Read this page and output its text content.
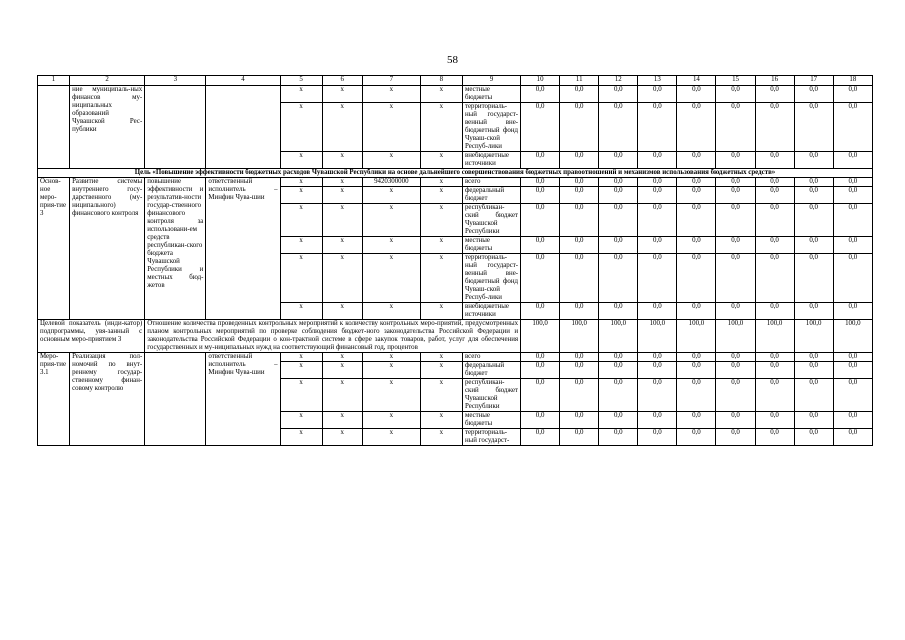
58
1	2	3	4	5	6	7	8	9	10	11	12	13	14	15	16	17	18
	ние муниципаль-ных финансов му-ниципальных образований Чувашской Рес-публики			x	x	x	x	местные бюджеты	0,0	0,0	0,0	0,0	0,0	0,0	0,0	0,0	0,0
				x	x	x	x	территориаль-ный государст-венный вне-бюджетный фонд Чуваш-ской Респуб-лики	0,0	0,0	0,0	0,0	0,0	0,0	0,0	0,0	0,0
				x	x	x	x	внебюджетные источники	0,0	0,0	0,0	0,0	0,0	0,0	0,0	0,0	0,0
Цель «Повышение эффективности бюджетных расходов Чувашской Республики на основе дальнейшего совершенствования бюджетных правоотношений и механизмов использования бюджетных средств»																	
Основ-ное меро-прия-тие 3	Развитие системы внутреннего госу-дарственного (му-ниципального) финансового контроля	повышение эффективности и результатив-ности государ-ственного финансового контроля за использовани-ем средств республикан-ского бюджета Чувашской Республики и местных бюд-жетов	ответственный исполнитель – Минфин Чува-шии	x	x	9420300000	x	всего	0,0	0,0	0,0	0,0	0,0	0,0	0,0	0,0	0,0
				x	x	x	x	федеральный бюджет	0,0	0,0	0,0	0,0	0,0	0,0	0,0	0,0	0,0
				x	x	x	x	республикан-ский бюджет Чувашской Республики	0,0	0,0	0,0	0,0	0,0	0,0	0,0	0,0	0,0
				x	x	x	x	местные бюджеты	0,0	0,0	0,0	0,0	0,0	0,0	0,0	0,0	0,0
				x	x	x	x	территориаль-ный государст-венный вне-бюджетный фонд Чуваш-ской Респуб-лики	0,0	0,0	0,0	0,0	0,0	0,0	0,0	0,0	0,0
				x	x	x	x	внебюджетные источники	0,0	0,0	0,0	0,0	0,0	0,0	0,0	0,0	0,0
Целевой показатель (инди-катор) подпрограммы, увя-занный с основным меро-приятием 3		Отношение количества проведенных контрольных мероприятий к количеству контрольных меро-приятий, предусмотренных планом контрольных мероприятий по проверке соблюдения бюджет-ного законодательства Российской Федерации и законодательства Российской Федерации о кон-трактной системе в сфере закупок товаров, работ, услуг для обеспечения государственных и му-ниципальных нужд на соответствующий финансовый год, процентов							100,0	100,0	100,0	100,0	100,0	100,0	100,0	100,0	100,0
Меро-прия-тие 3.1	Реализация пол-номочий по внут-реннему государ-ственному финан-совому контролю		ответственный исполнитель – Минфин Чува-шии	x	x	x	x	всего	0,0	0,0	0,0	0,0	0,0	0,0	0,0	0,0	0,0
				x	x	x	x	федеральный бюджет	0,0	0,0	0,0	0,0	0,0	0,0	0,0	0,0	0,0
				x	x	x	x	республикан-ский бюджет Чувашской Республики	0,0	0,0	0,0	0,0	0,0	0,0	0,0	0,0	0,0
				x	x	x	x	местные бюджеты	0,0	0,0	0,0	0,0	0,0	0,0	0,0	0,0	0,0
				x	x	x	x	территориаль-ный государст-	0,0	0,0	0,0	0,0	0,0	0,0	0,0	0,0	0,0
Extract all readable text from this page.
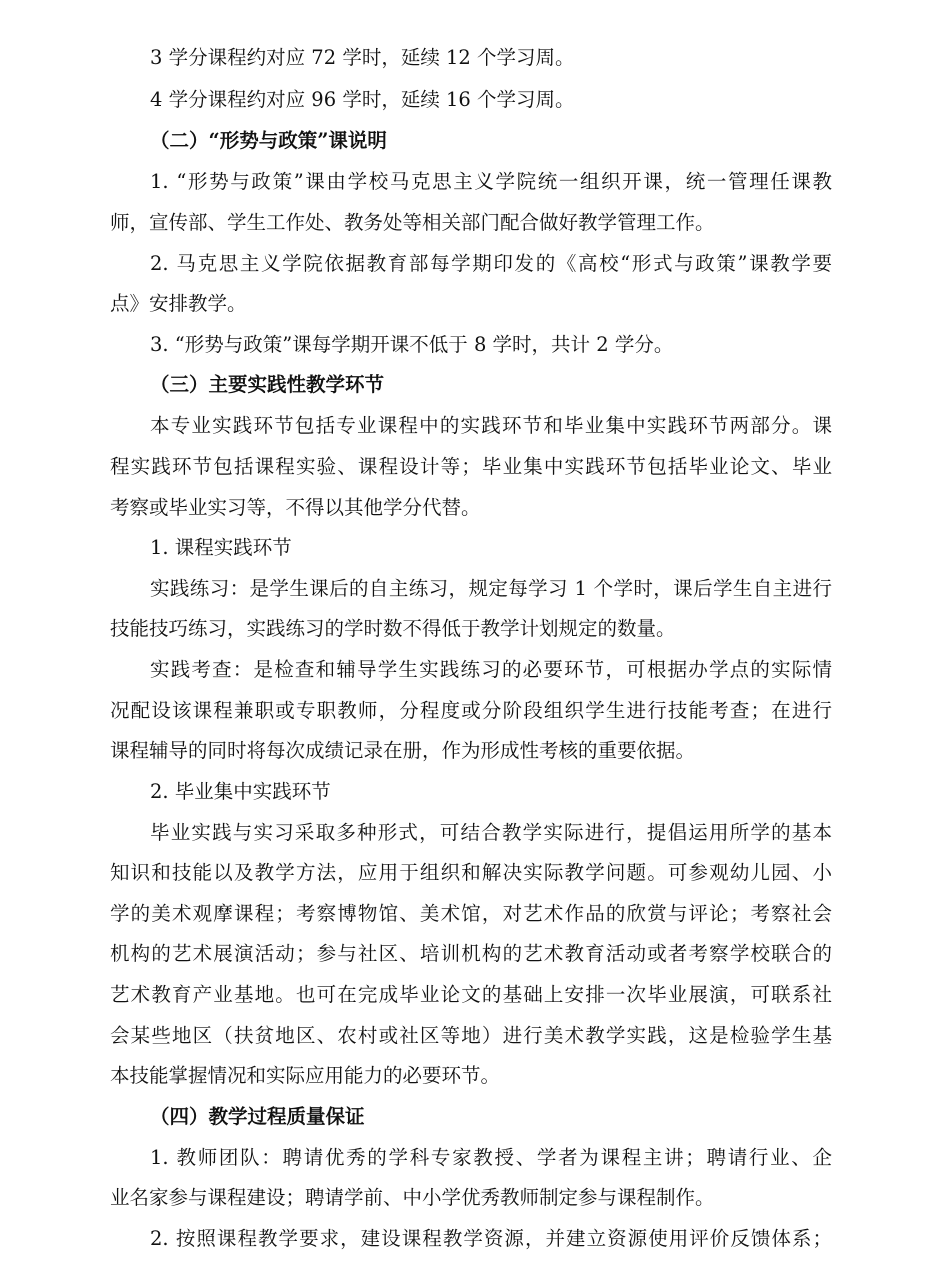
3 学分课程约对应 72 学时，延续 12 个学习周。
4 学分课程约对应 96 学时，延续 16 个学习周。
（二）“形势与政策”课说明
1. “形势与政策”课由学校马克思主义学院统一组织开课，统一管理任课教
师，宣传部、学生工作处、教务处等相关部门配合做好教学管理工作。
2. 马克思主义学院依据教育部每学期印发的《高校“形式与政策”课教学要
点》安排教学。
3. “形势与政策”课每学期开课不低于 8 学时，共计 2 学分。
（三）主要实践性教学环节
本专业实践环节包括专业课程中的实践环节和毕业集中实践环节两部分。课
程实践环节包括课程实验、课程设计等；毕业集中实践环节包括毕业论文、毕业
考察或毕业实习等，不得以其他学分代替。
1. 课程实践环节
实践练习：是学生课后的自主练习，规定每学习 1 个学时，课后学生自主进行
技能技巧练习，实践练习的学时数不得低于教学计划规定的数量。
实践考查：是检查和辅导学生实践练习的必要环节，可根据办学点的实际情
况配设该课程兼职或专职教师，分程度或分阶段组织学生进行技能考查；在进行
课程辅导的同时将每次成绩记录在册，作为形成性考核的重要依据。
2. 毕业集中实践环节
毕业实践与实习采取多种形式，可结合教学实际进行，提倡运用所学的基本
知识和技能以及教学方法，应用于组织和解决实际教学问题。可参观幼儿园、小
学的美术观摩课程；考察博物馆、美术馆，对艺术作品的欣赏与评论；考察社会
机构的艺术展演活动；参与社区、培训机构的艺术教育活动或者考察学校联合的
艺术教育产业基地。也可在完成毕业论文的基础上安排一次毕业展演，可联系社
会某些地区（扶贫地区、农村或社区等地）进行美术教学实践，这是检验学生基
本技能掌握情况和实际应用能力的必要环节。
（四）教学过程质量保证
1. 教师团队：聘请优秀的学科专家教授、学者为课程主讲；聘请行业、企
业名家参与课程建设；聘请学前、中小学优秀教师制定参与课程制作。
2. 按照课程教学要求，建设课程教学资源，并建立资源使用评价反馈体系；
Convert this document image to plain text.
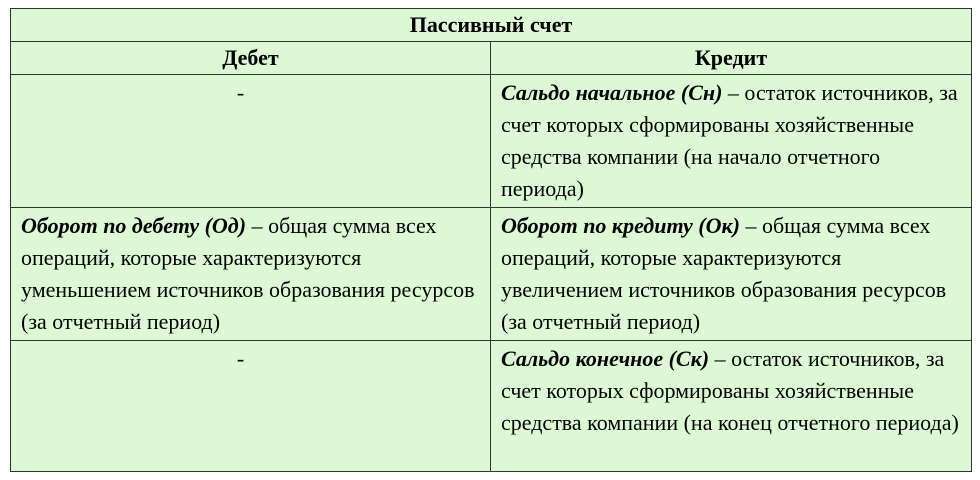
Пассивный счет	
Дебет	Кредит
-	Сальдо начальное (Сн) – остаток источников, за счет которых сформированы хозяйственные средства компании (на начало отчетного периода)
Оборот по дебету (Од) – общая сумма всех операций, которые характеризуются уменьшением источников образования ресурсов (за отчетный период)	Оборот по кредиту (Ок) – общая сумма всех операций, которые характеризуются увеличением источников образования ресурсов (за отчетный период)
-	Сальдо конечное (Ск) – остаток источников, за счет которых сформированы хозяйственные средства компании (на конец отчетного периода)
------------------------------------------------------------
▶ [Exercise description]:
Show, from the listing above, each line that contains the word "形势与政策".

▶ [Reply]:
（二）“形势与政策”课说明
1. “形势与政策”课由学校马克思主义学院统一组织开课，统一管理任课教
3. “形势与政策”课每学期开课不低于 8 学时，共计 2 学分。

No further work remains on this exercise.